The exercise:
Give back the full material, exactly as it reads.

+---+

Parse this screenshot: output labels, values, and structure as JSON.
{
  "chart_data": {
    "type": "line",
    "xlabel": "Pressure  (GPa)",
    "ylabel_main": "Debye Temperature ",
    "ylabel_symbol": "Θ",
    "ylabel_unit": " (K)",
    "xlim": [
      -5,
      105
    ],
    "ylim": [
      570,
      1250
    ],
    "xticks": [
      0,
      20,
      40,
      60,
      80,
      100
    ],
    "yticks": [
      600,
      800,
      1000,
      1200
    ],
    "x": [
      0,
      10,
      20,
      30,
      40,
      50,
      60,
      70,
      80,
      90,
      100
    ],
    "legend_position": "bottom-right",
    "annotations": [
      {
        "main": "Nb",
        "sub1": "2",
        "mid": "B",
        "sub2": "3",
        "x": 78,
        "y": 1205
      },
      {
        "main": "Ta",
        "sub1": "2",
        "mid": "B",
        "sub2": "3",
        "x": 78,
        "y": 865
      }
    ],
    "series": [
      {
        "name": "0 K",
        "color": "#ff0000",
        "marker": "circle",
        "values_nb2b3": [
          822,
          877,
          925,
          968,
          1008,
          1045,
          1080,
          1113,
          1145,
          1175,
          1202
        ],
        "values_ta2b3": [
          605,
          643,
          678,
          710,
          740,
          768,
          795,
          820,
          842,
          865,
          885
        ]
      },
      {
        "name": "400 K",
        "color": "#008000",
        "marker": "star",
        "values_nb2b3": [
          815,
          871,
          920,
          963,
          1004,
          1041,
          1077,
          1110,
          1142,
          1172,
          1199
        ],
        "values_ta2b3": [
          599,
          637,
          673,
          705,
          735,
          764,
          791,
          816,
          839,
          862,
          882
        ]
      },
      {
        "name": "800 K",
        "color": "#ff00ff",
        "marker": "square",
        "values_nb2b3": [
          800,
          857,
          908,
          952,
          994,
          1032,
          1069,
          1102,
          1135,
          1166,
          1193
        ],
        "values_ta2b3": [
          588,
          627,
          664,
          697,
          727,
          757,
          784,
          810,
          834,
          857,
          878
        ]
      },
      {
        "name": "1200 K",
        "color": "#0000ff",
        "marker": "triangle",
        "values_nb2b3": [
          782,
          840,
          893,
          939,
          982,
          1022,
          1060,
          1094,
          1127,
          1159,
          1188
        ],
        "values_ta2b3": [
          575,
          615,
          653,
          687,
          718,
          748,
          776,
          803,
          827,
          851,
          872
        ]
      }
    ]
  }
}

+---+

Task response:
Parse this screenshot: output labels, values, and structure as JSON.
{
  "chart_data": {
    "type": "line",
    "xlabel": "Pressure  (GPa)",
    "ylabel_main": "Debye Temperature ",
    "ylabel_symbol": "Θ",
    "ylabel_unit": " (K)",
    "xlim": [
      -5,
      105
    ],
    "ylim": [
      570,
      1250
    ],
    "xticks": [
      0,
      20,
      40,
      60,
      80,
      100
    ],
    "yticks": [
      600,
      800,
      1000,
      1200
    ],
    "x": [
      0,
      10,
      20,
      30,
      40,
      50,
      60,
      70,
      80,
      90,
      100
    ],
    "legend_position": "bottom-right",
    "annotations": [
      {
        "main": "Nb",
        "sub1": "2",
        "mid": "B",
        "sub2": "3",
        "x": 78,
        "y": 1205
      },
      {
        "main": "Ta",
        "sub1": "2",
        "mid": "B",
        "sub2": "3",
        "x": 78,
        "y": 865
      }
    ],
    "series": [
      {
        "name": "0 K",
        "color": "#ff0000",
        "marker": "circle",
        "values_nb2b3": [
          822,
          877,
          925,
          968,
          1008,
          1045,
          1080,
          1113,
          1145,
          1175,
          1202
        ],
        "values_ta2b3": [
          605,
          643,
          678,
          710,
          740,
          768,
          795,
          820,
          842,
          865,
          885
        ]
      },
      {
        "name": "400 K",
        "color": "#008000",
        "marker": "star",
        "values_nb2b3": [
          815,
          871,
          920,
          963,
          1004,
          1041,
          1077,
          1110,
          1142,
          1172,
          1199
        ],
        "values_ta2b3": [
          599,
          637,
          673,
          705,
          735,
          764,
          791,
          816,
          839,
          862,
          882
        ]
      },
      {
        "name": "800 K",
        "color": "#ff00ff",
        "marker": "square",
        "values_nb2b3": [
          800,
          857,
          908,
          952,
          994,
          1032,
          1069,
          1102,
          1135,
          1166,
          1193
        ],
        "values_ta2b3": [
          588,
          627,
          664,
          697,
          727,
          757,
          784,
          810,
          834,
          857,
          878
        ]
      },
      {
        "name": "1200 K",
        "color": "#0000ff",
        "marker": "triangle",
        "values_nb2b3": [
          782,
          840,
          893,
          939,
          982,
          1022,
          1060,
          1094,
          1127,
          1159,
          1188
        ],
        "values_ta2b3": [
          575,
          615,
          653,
          687,
          718,
          748,
          776,
          803,
          827,
          851,
          872
        ]
      }
    ]
  }
}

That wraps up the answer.